— Required work —
Look through the records and report how many lines include the word "CYLINDER", with no other words.

— Items —
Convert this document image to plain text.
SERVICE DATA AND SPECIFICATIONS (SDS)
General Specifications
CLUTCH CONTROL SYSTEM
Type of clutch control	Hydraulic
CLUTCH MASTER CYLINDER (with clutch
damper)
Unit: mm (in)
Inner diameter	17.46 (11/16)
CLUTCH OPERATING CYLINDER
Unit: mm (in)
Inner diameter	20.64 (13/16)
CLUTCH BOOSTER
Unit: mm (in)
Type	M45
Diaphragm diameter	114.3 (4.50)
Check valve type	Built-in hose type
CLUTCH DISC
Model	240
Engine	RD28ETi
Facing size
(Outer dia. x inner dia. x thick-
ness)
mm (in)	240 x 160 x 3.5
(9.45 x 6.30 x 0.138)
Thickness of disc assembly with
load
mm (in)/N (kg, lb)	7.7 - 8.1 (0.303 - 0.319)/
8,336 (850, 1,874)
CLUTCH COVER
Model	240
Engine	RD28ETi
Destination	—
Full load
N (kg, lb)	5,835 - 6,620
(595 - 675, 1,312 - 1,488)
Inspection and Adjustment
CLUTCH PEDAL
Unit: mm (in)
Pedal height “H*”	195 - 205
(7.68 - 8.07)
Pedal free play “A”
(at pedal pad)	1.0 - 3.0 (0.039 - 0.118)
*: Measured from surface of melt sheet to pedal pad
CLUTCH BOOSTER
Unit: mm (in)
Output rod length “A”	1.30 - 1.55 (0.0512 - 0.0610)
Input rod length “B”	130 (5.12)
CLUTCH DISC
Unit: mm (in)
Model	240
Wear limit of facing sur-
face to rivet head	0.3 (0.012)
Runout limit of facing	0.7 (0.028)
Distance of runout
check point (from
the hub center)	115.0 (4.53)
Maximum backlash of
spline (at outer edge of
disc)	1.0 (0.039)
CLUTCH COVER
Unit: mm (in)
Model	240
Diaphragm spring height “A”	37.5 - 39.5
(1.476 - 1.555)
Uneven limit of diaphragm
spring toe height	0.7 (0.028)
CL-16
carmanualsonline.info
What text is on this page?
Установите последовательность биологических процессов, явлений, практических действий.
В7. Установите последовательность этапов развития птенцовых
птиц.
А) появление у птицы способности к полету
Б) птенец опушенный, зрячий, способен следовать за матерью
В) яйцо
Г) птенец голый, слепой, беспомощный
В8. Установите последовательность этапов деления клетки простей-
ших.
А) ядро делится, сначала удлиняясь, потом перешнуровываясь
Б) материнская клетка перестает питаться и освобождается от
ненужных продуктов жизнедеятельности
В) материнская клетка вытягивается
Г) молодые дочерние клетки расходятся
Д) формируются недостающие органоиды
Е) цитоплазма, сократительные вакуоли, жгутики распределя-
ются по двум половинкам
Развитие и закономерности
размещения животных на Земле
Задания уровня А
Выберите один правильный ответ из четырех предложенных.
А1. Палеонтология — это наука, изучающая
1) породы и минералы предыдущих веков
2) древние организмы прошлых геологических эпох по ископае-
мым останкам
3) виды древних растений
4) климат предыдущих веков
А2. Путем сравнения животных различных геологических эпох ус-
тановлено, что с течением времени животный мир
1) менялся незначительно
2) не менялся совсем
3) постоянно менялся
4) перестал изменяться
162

— Solution to the problem —
2